--- Source excerpt ---

Jesus would draw all people to himself on that cross, but would anyone come? Would anyone let themselves be drawn, or would they hide their faces, turn aside, run away, look for someone else who appeared to be going somewhere worth following? “Sir, we would see Jesus” the Greeks said to Philip. In a way, everything Jesus said in response was an extended answer to that request, as though Jesus were saying to these Greeks, “You are right to want to see me, but wait a few days. I invite you to come and see me Friday afternoon. You won’t be able to miss me. You’ll know me when you see me. I’ll be the suffering and dying one. But I hope you’ll come by to see me anyway.”

3. Now about the thunder. As the anticipation of his pending “hour” presses on his imagination, sparked by the request of these Greeks, he speaks aloud of this turmoil. A prayer escapes from his lips that anticipates the one he will pray a day or so later in a garden. At the end he cries “Father, glorify your name.” Then a voice came from heaven, ‘I have glorified it, and I will glorify it again.’ The crowd standing there heard it and said that it was thunder. Others said, ‘An angel has spoken to him.’ Jesus answered that “the voice has come for your sake, not for mine.” (John 12:30)

John tells us that the crowd heard the voice but said it was thunder. Some admitted that they heard the voice—meaning they heard what was said—but said it was for Jesus (an angel) not for them.

Some of you may remember studying Greek mythology; if you are like me you remember the study you just don’t remember the mythology. One mythological story is about a young man named Icarus and his father who attempt to escape from Crete by means of wings that his father constructed from feathers and wax. Icarus’s father instructs him to fly neither too low nor too high, because the sea’s dampness would clog his wings or the sun’s heat would melt them. Icarus ignored his father’s instructions not to fly too close to the sun, whereupon the wax in his wings melted and he fell into the sea.

This story has been the subject depicted by artists throughout history. A Dutch painter Pieter Bruegel the Elder painted Landscape with the Fall of Icarus in 1558. (Screen or below) You have to look carefully but Icarus foot is sticking up out of the water in the bottom right had corner of the painting. The people portrayed in the painting don’t even notice, because they’re too busy plowing and working doing all the things that make up their daily lives.

--- Dataset entries ---

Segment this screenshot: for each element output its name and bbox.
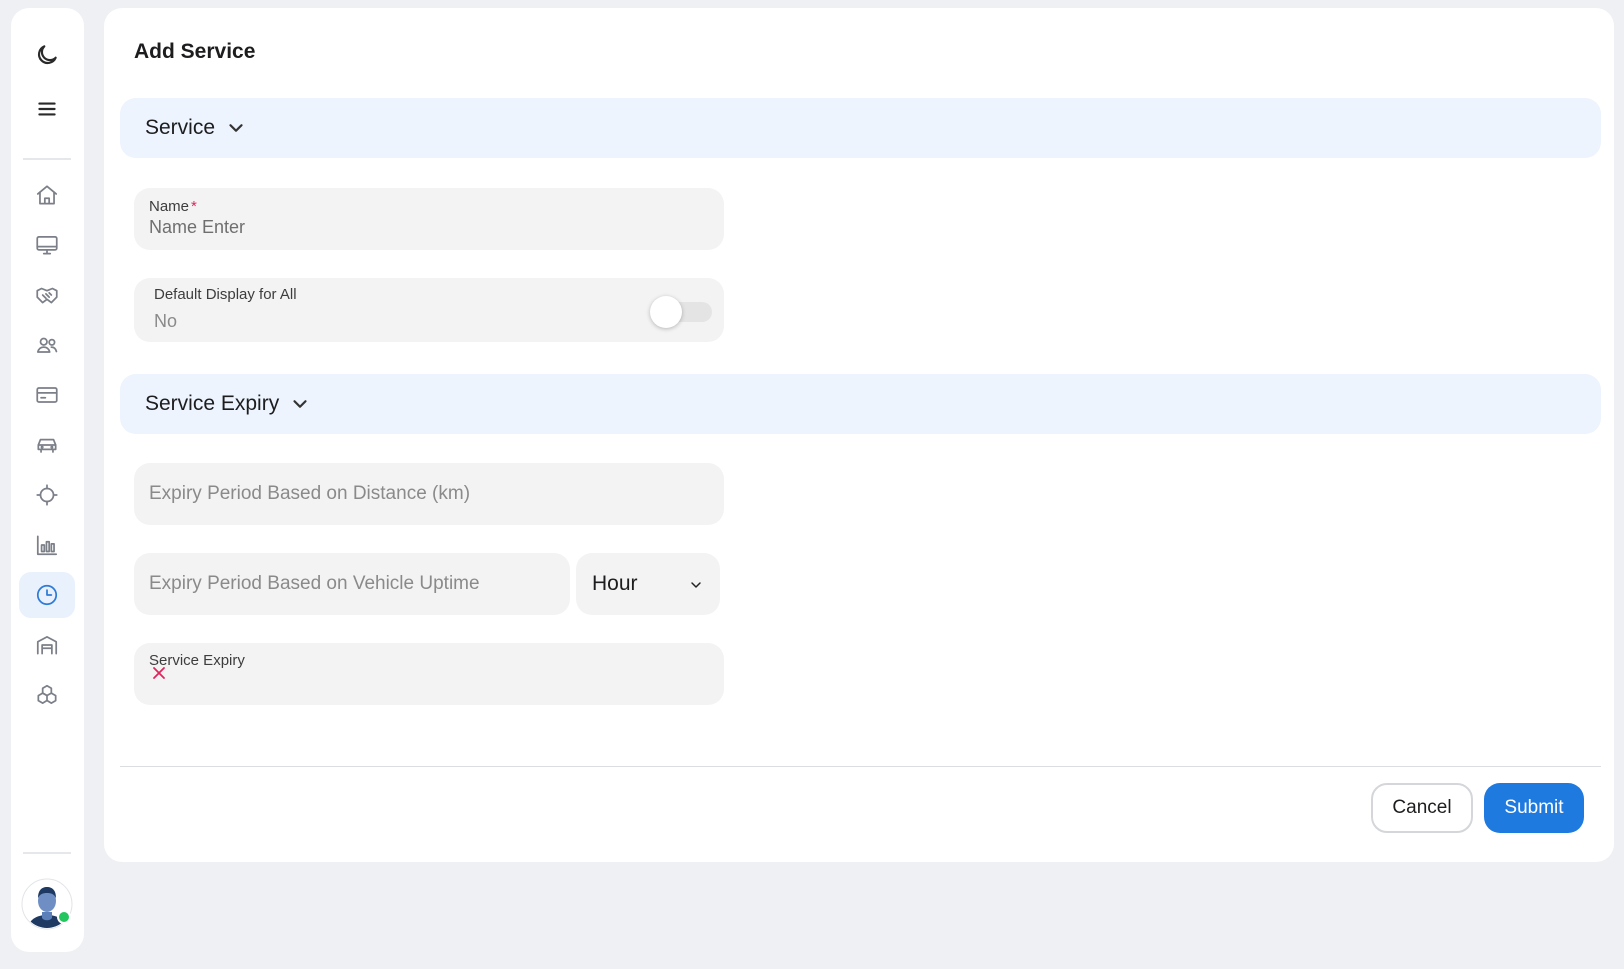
uptime-unit-select[interactable]: Hour xyxy=(576,553,720,615)
expiry-uptime-input[interactable]: Expiry Period Based on Vehicle Uptime xyxy=(134,553,570,615)
sidebar xyxy=(11,8,84,952)
expiry-distance-input[interactable]: Expiry Period Based on Distance (km) xyxy=(134,463,724,525)
default-display-toggle[interactable] xyxy=(650,296,712,328)
section-service-expiry-header[interactable]: Service Expiry xyxy=(120,374,1601,434)
cancel-button[interactable]: Cancel xyxy=(1371,783,1473,833)
uptime-unit-value: Hour xyxy=(592,572,638,595)
users-icon xyxy=(36,337,58,353)
sidebar-item-partners[interactable] xyxy=(19,272,75,318)
chevron-down-icon xyxy=(229,124,243,132)
page-title: Add Service xyxy=(134,40,256,63)
clock-icon xyxy=(36,584,58,606)
sidebar-item-garage[interactable] xyxy=(19,622,75,668)
chevron-down-icon xyxy=(293,400,307,408)
default-display-value: No xyxy=(154,311,178,331)
default-display-label: Default Display for All xyxy=(154,286,297,303)
garage-icon xyxy=(36,636,58,655)
section-service-header[interactable]: Service xyxy=(120,98,1601,158)
expiry-uptime-placeholder: Expiry Period Based on Vehicle Uptime xyxy=(149,573,480,594)
sidebar-divider xyxy=(23,158,71,160)
sidebar-item-monitor[interactable] xyxy=(19,222,75,268)
online-status-dot xyxy=(57,910,71,924)
sidebar-item-vehicles[interactable] xyxy=(19,422,75,468)
crosshair-icon xyxy=(36,484,58,506)
boxes-icon xyxy=(37,684,57,704)
bar-chart-icon xyxy=(36,535,58,556)
submit-button[interactable]: Submit xyxy=(1484,783,1584,833)
clear-icon[interactable] xyxy=(152,666,166,680)
default-display-field: Default Display for All No xyxy=(134,278,724,342)
handshake-icon xyxy=(36,287,58,304)
sidebar-divider xyxy=(23,852,71,854)
sidebar-item-tracking[interactable] xyxy=(19,472,75,518)
chevron-down-icon xyxy=(691,582,701,588)
sidebar-item-cards[interactable] xyxy=(19,372,75,418)
service-expiry-field[interactable]: Service Expiry xyxy=(134,643,724,705)
home-icon xyxy=(36,185,58,205)
section-service-title: Service xyxy=(145,116,216,139)
sidebar-item-inventory[interactable] xyxy=(19,672,75,718)
sidebar-item-services[interactable] xyxy=(19,572,75,618)
moon-icon xyxy=(37,45,57,65)
car-icon xyxy=(37,438,57,453)
theme-toggle-button[interactable] xyxy=(19,32,75,78)
sidebar-item-reports[interactable] xyxy=(19,522,75,568)
section-service-expiry-title: Service Expiry xyxy=(145,392,280,415)
add-service-card: Add Service Service Name * Name Enter Def… xyxy=(104,8,1614,862)
menu-icon xyxy=(38,102,56,116)
name-field-label: Name * xyxy=(149,198,197,215)
required-mark: * xyxy=(191,198,197,215)
expiry-distance-placeholder: Expiry Period Based on Distance (km) xyxy=(149,483,471,504)
toggle-knob xyxy=(650,296,682,328)
name-field[interactable]: Name * Name Enter xyxy=(134,188,724,250)
card-icon xyxy=(36,387,58,403)
name-field-value: Name Enter xyxy=(149,217,246,237)
menu-button[interactable] xyxy=(19,86,75,132)
sidebar-item-home[interactable] xyxy=(19,172,75,218)
sidebar-item-users[interactable] xyxy=(19,322,75,368)
monitor-icon xyxy=(36,236,58,255)
footer-divider xyxy=(120,766,1601,767)
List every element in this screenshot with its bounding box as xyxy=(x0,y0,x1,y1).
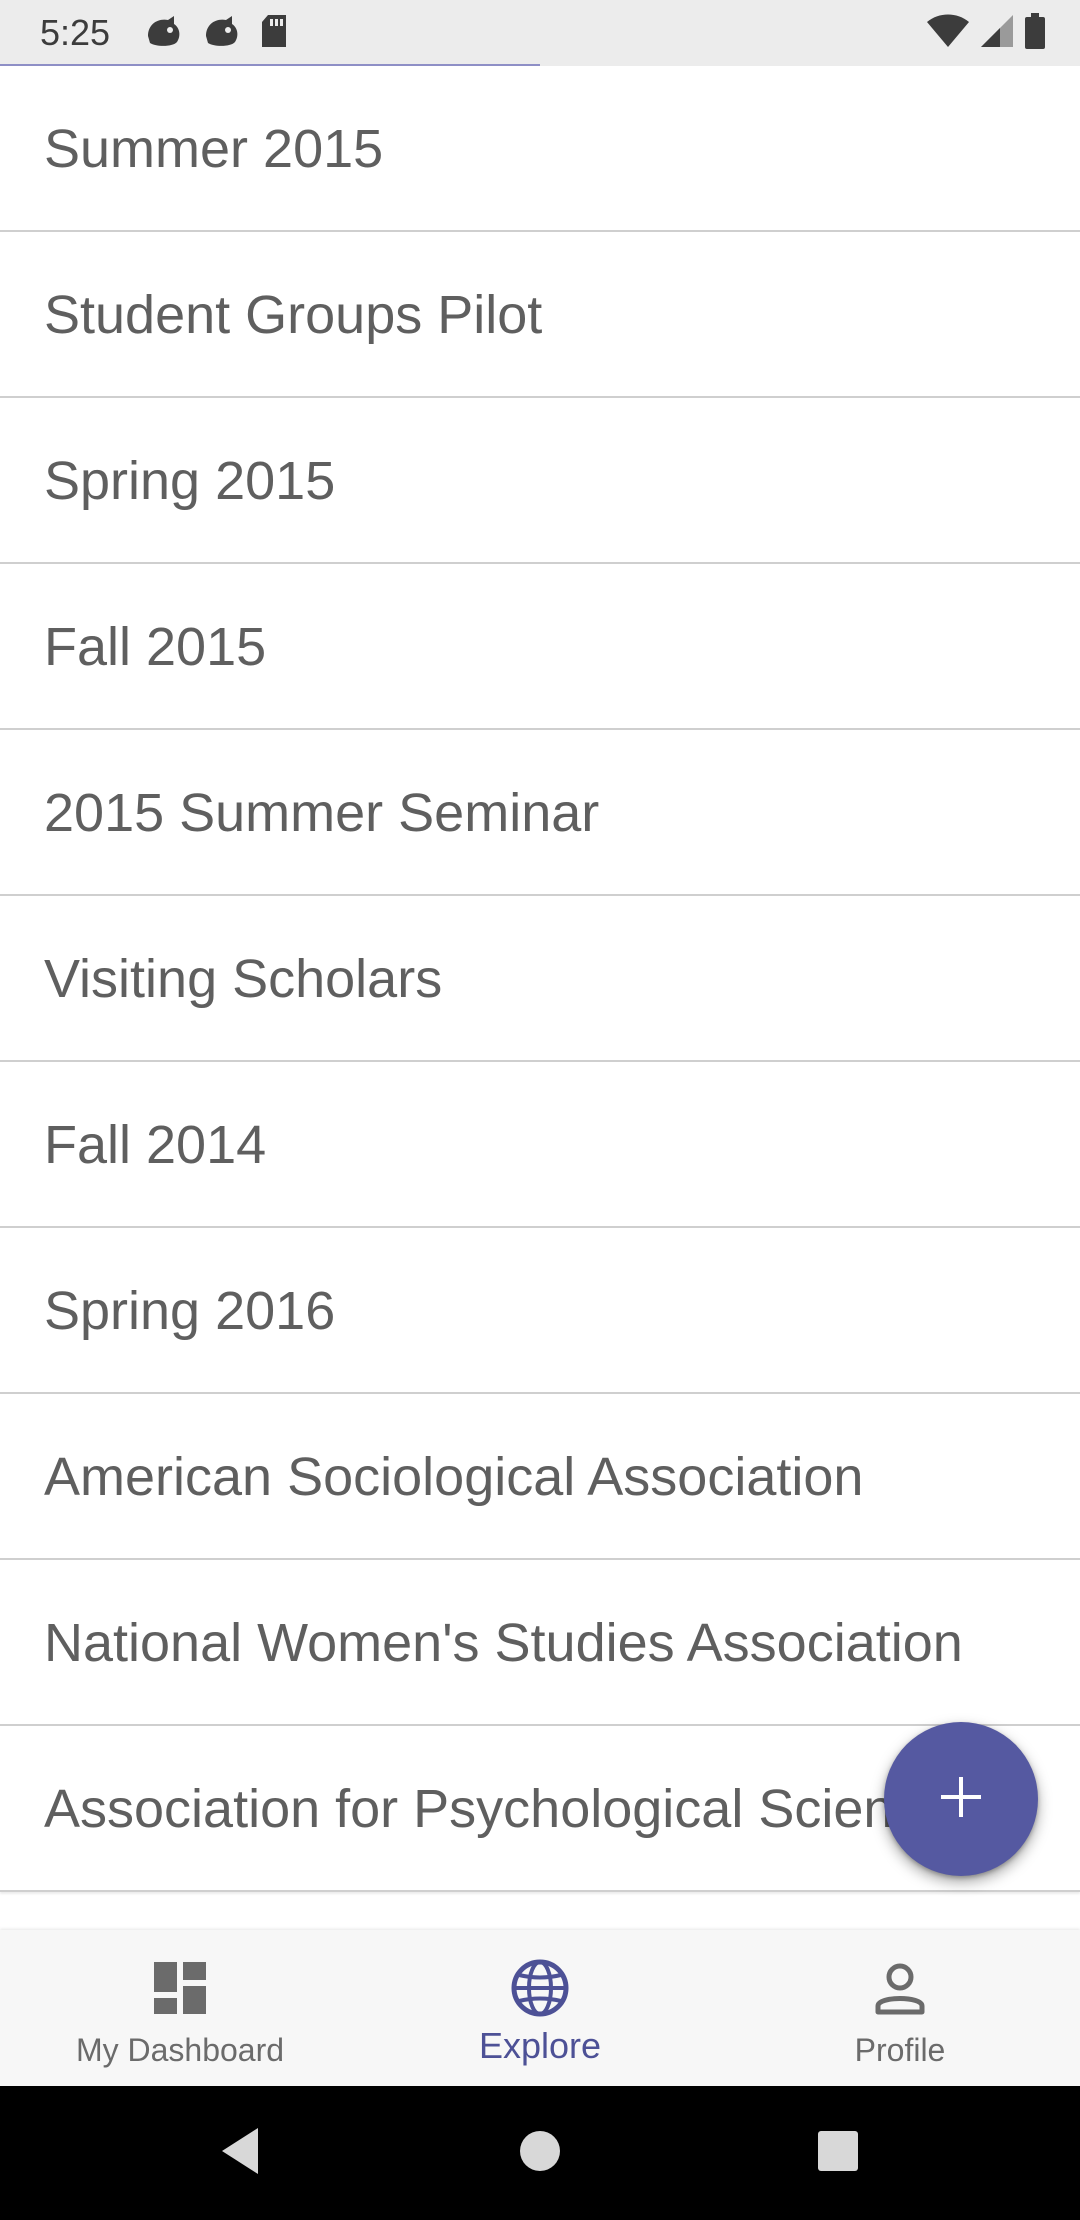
status-bar: 5:25 xyxy=(0,0,1080,67)
person-icon xyxy=(870,1958,930,2018)
system-back-button[interactable] xyxy=(180,2086,300,2220)
system-recents-button[interactable] xyxy=(778,2086,898,2220)
list-item-label: Association for Psychological Science xyxy=(44,1779,951,1839)
list-item[interactable]: Fall 2015 xyxy=(0,564,1080,730)
list-item-label: Fall 2015 xyxy=(44,617,267,677)
system-home-button[interactable] xyxy=(480,2086,600,2220)
notification-icon xyxy=(202,14,242,53)
list-item-label: Fall 2014 xyxy=(44,1115,267,1175)
plus-icon xyxy=(939,1775,983,1824)
list-item-label: American Sociological Association xyxy=(44,1447,864,1507)
globe-icon xyxy=(510,1958,570,2018)
home-icon xyxy=(518,2129,562,2178)
list-item[interactable]: American Sociological Association xyxy=(0,1394,1080,1560)
status-system-icons xyxy=(926,12,1046,54)
add-button[interactable] xyxy=(884,1722,1038,1876)
explore-list[interactable]: Summer 2015 Student Groups Pilot Spring … xyxy=(0,66,1080,1930)
wifi-icon xyxy=(926,14,970,53)
list-item-label: National Women's Studies Association xyxy=(44,1613,963,1673)
system-navigation-bar xyxy=(0,2086,1080,2220)
list-item[interactable]: 2015 Summer Seminar xyxy=(0,730,1080,896)
notification-icon xyxy=(144,14,184,53)
list-item[interactable]: National Women's Studies Association xyxy=(0,1560,1080,1726)
dashboard-icon xyxy=(150,1958,210,2018)
list-item-label: Spring 2016 xyxy=(44,1281,336,1341)
cellular-signal-icon xyxy=(980,14,1014,53)
list-item-label: 2015 Summer Seminar xyxy=(44,783,600,843)
nav-my-dashboard[interactable]: My Dashboard xyxy=(0,1930,360,2086)
list-item[interactable]: Spring 2016 xyxy=(0,1228,1080,1394)
list-item[interactable]: Visiting Scholars xyxy=(0,896,1080,1062)
bottom-navigation: My Dashboard Explore Profile xyxy=(0,1930,1080,2086)
list-item-label: Spring 2015 xyxy=(44,451,336,511)
list-item-label: Summer 2015 xyxy=(44,119,384,179)
list-item-label: Visiting Scholars xyxy=(44,949,443,1009)
list-item[interactable]: Spring 2015 xyxy=(0,398,1080,564)
nav-label: Profile xyxy=(854,2032,946,2068)
status-time: 5:25 xyxy=(40,12,111,53)
recents-icon xyxy=(816,2129,860,2178)
nav-explore[interactable]: Explore xyxy=(360,1930,720,2086)
sd-card-icon xyxy=(260,14,288,53)
list-item-label: Student Groups Pilot xyxy=(44,285,543,345)
nav-label: Explore xyxy=(478,2025,602,2066)
status-notifications xyxy=(144,13,288,53)
battery-icon xyxy=(1024,12,1046,54)
nav-profile[interactable]: Profile xyxy=(720,1930,1080,2086)
nav-label: My Dashboard xyxy=(75,2032,285,2068)
list-item[interactable]: Summer 2015 xyxy=(0,66,1080,232)
back-icon xyxy=(218,2126,262,2181)
list-item[interactable]: Fall 2014 xyxy=(0,1062,1080,1228)
list-item[interactable]: Student Groups Pilot xyxy=(0,232,1080,398)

---

## Instructions
A. In the records, reproduce the lines starting at the one containing "uptime-unit-select[interactable]: Hour xyxy=(576,553,720,615)" and ending at the one containing "service-expiry-field[interactable]: Service Expiry", with both of those lines included.
B. Take the sermon excerpt on the voice from heaven further, beginning right after its final sentence.

## Responses to the exercise
A.
uptime-unit-select[interactable]: Hour xyxy=(576,553,720,615)
expiry-uptime-input[interactable]: Expiry Period Based on Vehicle Uptime xyxy=(134,553,570,615)
sidebar xyxy=(11,8,84,952)
expiry-distance-input[interactable]: Expiry Period Based on Distance (km) xyxy=(134,463,724,525)
default-display-toggle[interactable] xyxy=(650,296,712,328)
section-service-expiry-header[interactable]: Service Expiry xyxy=(120,374,1601,434)
cancel-button[interactable]: Cancel xyxy=(1371,783,1473,833)
uptime-unit-value: Hour xyxy=(592,572,638,595)
users-icon xyxy=(36,337,58,353)
sidebar-item-partners[interactable] xyxy=(19,272,75,318)
chevron-down-icon xyxy=(229,124,243,132)
page-title: Add Service xyxy=(134,40,256,63)
clock-icon xyxy=(36,584,58,606)
sidebar-item-garage[interactable] xyxy=(19,622,75,668)
chevron-down-icon xyxy=(293,400,307,408)
default-display-value: No xyxy=(154,311,178,331)
default-display-label: Default Display for All xyxy=(154,286,297,303)
garage-icon xyxy=(36,636,58,655)
section-service-header[interactable]: Service xyxy=(120,98,1601,158)
expiry-uptime-placeholder: Expiry Period Based on Vehicle Uptime xyxy=(149,573,480,594)
sidebar-divider xyxy=(23,158,71,160)
sidebar-item-monitor[interactable] xyxy=(19,222,75,268)
online-status-dot xyxy=(57,910,71,924)
sidebar-item-vehicles[interactable] xyxy=(19,422,75,468)
crosshair-icon xyxy=(36,484,58,506)
boxes-icon xyxy=(37,684,57,704)
bar-chart-icon xyxy=(36,535,58,556)
submit-button[interactable]: Submit xyxy=(1484,783,1584,833)
clear-icon[interactable] xyxy=(152,666,166,680)
default-display-field: Default Display for All No xyxy=(134,278,724,342)
handshake-icon xyxy=(36,287,58,304)
sidebar-divider xyxy=(23,852,71,854)
sidebar-item-tracking[interactable] xyxy=(19,472,75,518)
chevron-down-icon xyxy=(691,582,701,588)
sidebar-item-cards[interactable] xyxy=(19,372,75,418)
service-expiry-field[interactable]: Service Expiry xyxy=(134,643,724,705)

B.
I wonder sometimes of this is how the story of Jesus is heard. It is hardly noticed because people are busy with their real lives. The cross of Jesus is in the bottom right hand corner of the picture, so to speak, that would be painted of how their lives depict the attention our Lord’s cross gets. Perhaps an audience with Jesus would be sought if it was perceived that Jesus had something to offer for all the routine stuff of life. “It’s only thunder,” said the crowd who heard the voice that day—“not much to see here, just a man on the edge, clearly in need of rest, claiming the messiah must die.” But Jesus insists that this thee event that which will change everything about the world including humanity. It so dominates the landscape of how Jesus sees the world that it towers at the centre over everything else. “Now is the judgement of this world; now the ruler of this world will be driven out. And I, when I am lifted up from the earth, will draw all people to myself.” (John 12:31-32)

If the voice was for the sake of those listening then it is also for us who are now listening as John recounts the story. The voice confirms what Jesus anticipates. This is his hour. To glorify means to show clearly; it is when Jesus is lifted up that we will see who God is most clearly. The story still puts its question to us, the voice—was it merely thunder?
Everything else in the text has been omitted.